Lay out the lines of the items below as a numbered list, skipping blank lines. Begin at the first line of the items and stop after the line that contains "candle-body: [170, 174, 174, 176]".
── SUPPLIED DATA ──
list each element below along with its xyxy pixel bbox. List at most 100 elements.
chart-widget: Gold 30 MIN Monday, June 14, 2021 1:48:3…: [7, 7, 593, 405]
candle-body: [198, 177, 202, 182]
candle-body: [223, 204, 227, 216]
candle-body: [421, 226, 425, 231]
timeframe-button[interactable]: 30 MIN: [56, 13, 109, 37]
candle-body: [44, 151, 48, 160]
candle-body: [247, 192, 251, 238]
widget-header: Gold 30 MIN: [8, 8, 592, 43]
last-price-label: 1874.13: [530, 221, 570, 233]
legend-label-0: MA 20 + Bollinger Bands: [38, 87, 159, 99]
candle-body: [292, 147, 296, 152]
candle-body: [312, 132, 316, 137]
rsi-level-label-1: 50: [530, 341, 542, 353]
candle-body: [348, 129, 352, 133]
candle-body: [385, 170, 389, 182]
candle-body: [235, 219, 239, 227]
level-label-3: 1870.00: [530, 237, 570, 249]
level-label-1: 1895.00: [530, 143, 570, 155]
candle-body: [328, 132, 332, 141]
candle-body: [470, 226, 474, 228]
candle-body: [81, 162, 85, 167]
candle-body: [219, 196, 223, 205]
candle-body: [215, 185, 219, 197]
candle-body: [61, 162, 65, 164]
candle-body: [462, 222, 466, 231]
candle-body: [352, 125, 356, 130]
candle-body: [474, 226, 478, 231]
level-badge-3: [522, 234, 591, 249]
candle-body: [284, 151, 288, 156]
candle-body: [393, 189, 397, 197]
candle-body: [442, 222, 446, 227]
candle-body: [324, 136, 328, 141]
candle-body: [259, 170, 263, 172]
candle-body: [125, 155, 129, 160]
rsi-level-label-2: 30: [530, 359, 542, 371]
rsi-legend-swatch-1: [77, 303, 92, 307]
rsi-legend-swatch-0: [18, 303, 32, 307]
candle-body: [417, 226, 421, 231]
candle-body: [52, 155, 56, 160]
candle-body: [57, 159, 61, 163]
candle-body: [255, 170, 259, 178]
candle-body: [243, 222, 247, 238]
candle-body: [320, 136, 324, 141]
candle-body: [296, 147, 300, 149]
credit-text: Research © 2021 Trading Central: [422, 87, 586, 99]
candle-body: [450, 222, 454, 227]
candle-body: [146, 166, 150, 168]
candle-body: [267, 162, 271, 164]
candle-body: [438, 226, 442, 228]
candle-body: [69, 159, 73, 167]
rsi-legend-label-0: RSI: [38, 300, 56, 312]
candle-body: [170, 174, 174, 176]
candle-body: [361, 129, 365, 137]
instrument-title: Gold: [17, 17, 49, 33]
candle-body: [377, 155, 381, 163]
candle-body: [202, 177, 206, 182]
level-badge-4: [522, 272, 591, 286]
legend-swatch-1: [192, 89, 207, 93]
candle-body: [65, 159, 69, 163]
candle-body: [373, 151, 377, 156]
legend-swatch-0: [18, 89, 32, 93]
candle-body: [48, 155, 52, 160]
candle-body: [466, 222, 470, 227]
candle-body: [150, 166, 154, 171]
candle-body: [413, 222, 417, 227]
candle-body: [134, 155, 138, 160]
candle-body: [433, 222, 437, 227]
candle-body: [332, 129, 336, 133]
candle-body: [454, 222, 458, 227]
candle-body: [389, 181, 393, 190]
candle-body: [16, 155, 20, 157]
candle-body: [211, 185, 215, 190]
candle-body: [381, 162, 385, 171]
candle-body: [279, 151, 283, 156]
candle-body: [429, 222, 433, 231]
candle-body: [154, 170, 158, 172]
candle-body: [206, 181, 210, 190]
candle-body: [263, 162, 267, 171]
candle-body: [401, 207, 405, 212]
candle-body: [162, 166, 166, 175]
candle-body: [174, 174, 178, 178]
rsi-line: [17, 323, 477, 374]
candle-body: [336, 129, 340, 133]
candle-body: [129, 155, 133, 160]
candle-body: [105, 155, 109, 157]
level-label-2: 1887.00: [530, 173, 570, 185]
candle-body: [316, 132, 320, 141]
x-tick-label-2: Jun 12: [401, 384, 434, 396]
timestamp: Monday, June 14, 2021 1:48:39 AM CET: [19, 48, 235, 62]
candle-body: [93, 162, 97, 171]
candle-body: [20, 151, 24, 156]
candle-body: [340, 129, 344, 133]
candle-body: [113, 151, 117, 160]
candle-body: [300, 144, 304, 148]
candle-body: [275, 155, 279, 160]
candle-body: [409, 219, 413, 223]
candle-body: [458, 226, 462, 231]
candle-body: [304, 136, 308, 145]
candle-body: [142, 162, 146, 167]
───
**SOLUTION:**
1. list each element below along with its xyxy pixel bbox. List at most 100 elements.
2. chart-widget: Gold 30 MIN Monday, June 14, 2021 1:48:3…: [7, 7, 593, 405]
3. candle-body: [198, 177, 202, 182]
4. candle-body: [223, 204, 227, 216]
5. candle-body: [421, 226, 425, 231]
6. timeframe-button[interactable]: 30 MIN: [56, 13, 109, 37]
7. candle-body: [44, 151, 48, 160]
8. candle-body: [247, 192, 251, 238]
9. widget-header: Gold 30 MIN: [8, 8, 592, 43]
10. last-price-label: 1874.13: [530, 221, 570, 233]
11. legend-label-0: MA 20 + Bollinger Bands: [38, 87, 159, 99]
12. candle-body: [292, 147, 296, 152]
13. candle-body: [312, 132, 316, 137]
14. rsi-level-label-1: 50: [530, 341, 542, 353]
15. candle-body: [348, 129, 352, 133]
16. candle-body: [385, 170, 389, 182]
17. candle-body: [235, 219, 239, 227]
18. level-label-3: 1870.00: [530, 237, 570, 249]
19. level-label-1: 1895.00: [530, 143, 570, 155]
20. candle-body: [328, 132, 332, 141]
21. candle-body: [470, 226, 474, 228]
22. candle-body: [81, 162, 85, 167]
23. candle-body: [219, 196, 223, 205]
24. candle-body: [215, 185, 219, 197]
25. candle-body: [61, 162, 65, 164]
26. candle-body: [462, 222, 466, 231]
27. candle-body: [352, 125, 356, 130]
28. candle-body: [474, 226, 478, 231]
29. level-badge-3: [522, 234, 591, 249]
30. candle-body: [284, 151, 288, 156]
31. candle-body: [393, 189, 397, 197]
32. candle-body: [442, 222, 446, 227]
33. candle-body: [324, 136, 328, 141]
34. candle-body: [259, 170, 263, 172]
35. candle-body: [125, 155, 129, 160]
36. rsi-level-label-2: 30: [530, 359, 542, 371]
37. rsi-legend-swatch-1: [77, 303, 92, 307]
38. rsi-legend-swatch-0: [18, 303, 32, 307]
39. candle-body: [417, 226, 421, 231]
40. candle-body: [52, 155, 56, 160]
41. candle-body: [57, 159, 61, 163]
42. candle-body: [255, 170, 259, 178]
43. candle-body: [243, 222, 247, 238]
44. candle-body: [320, 136, 324, 141]
45. candle-body: [296, 147, 300, 149]
46. credit-text: Research © 2021 Trading Central: [422, 87, 586, 99]
47. candle-body: [450, 222, 454, 227]
48. candle-body: [146, 166, 150, 168]
49. candle-body: [267, 162, 271, 164]
50. candle-body: [438, 226, 442, 228]
51. candle-body: [69, 159, 73, 167]
52. rsi-legend-label-0: RSI: [38, 300, 56, 312]
53. candle-body: [170, 174, 174, 176]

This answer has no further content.